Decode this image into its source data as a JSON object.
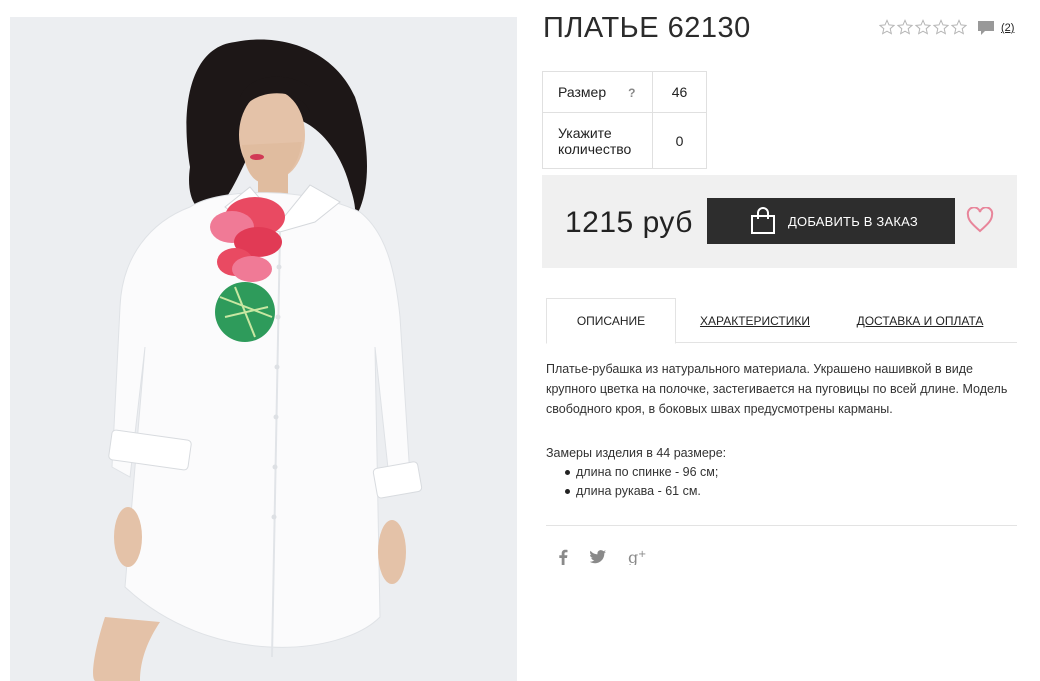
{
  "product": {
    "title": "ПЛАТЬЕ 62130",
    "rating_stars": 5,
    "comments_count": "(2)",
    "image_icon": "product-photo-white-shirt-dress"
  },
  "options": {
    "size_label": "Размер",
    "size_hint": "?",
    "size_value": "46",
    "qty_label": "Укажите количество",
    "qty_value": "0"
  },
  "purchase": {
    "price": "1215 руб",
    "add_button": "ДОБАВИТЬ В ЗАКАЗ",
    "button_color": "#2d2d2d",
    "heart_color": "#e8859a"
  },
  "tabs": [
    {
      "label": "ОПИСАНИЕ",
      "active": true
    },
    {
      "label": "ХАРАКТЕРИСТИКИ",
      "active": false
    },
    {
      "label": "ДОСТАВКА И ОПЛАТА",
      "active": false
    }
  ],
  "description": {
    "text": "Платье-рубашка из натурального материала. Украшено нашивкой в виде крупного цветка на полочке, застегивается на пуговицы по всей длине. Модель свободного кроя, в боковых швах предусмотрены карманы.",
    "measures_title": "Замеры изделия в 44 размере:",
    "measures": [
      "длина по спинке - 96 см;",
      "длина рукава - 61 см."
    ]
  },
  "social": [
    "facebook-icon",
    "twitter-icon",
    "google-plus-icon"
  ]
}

● ● ● ● ●

:: What is needed ::
Could you repeat all of the material exactly? Pictures should not be copied.

:: Task answer ::
Decode this image into its source data as a JSON object.
{
  "product": {
    "title": "ПЛАТЬЕ 62130",
    "rating_stars": 5,
    "comments_count": "(2)",
    "image_icon": "product-photo-white-shirt-dress"
  },
  "options": {
    "size_label": "Размер",
    "size_hint": "?",
    "size_value": "46",
    "qty_label": "Укажите количество",
    "qty_value": "0"
  },
  "purchase": {
    "price": "1215 руб",
    "add_button": "ДОБАВИТЬ В ЗАКАЗ",
    "button_color": "#2d2d2d",
    "heart_color": "#e8859a"
  },
  "tabs": [
    {
      "label": "ОПИСАНИЕ",
      "active": true
    },
    {
      "label": "ХАРАКТЕРИСТИКИ",
      "active": false
    },
    {
      "label": "ДОСТАВКА И ОПЛАТА",
      "active": false
    }
  ],
  "description": {
    "text": "Платье-рубашка из натурального материала. Украшено нашивкой в виде крупного цветка на полочке, застегивается на пуговицы по всей длине. Модель свободного кроя, в боковых швах предусмотрены карманы.",
    "measures_title": "Замеры изделия в 44 размере:",
    "measures": [
      "длина по спинке - 96 см;",
      "длина рукава - 61 см."
    ]
  },
  "social": [
    "facebook-icon",
    "twitter-icon",
    "google-plus-icon"
  ]
}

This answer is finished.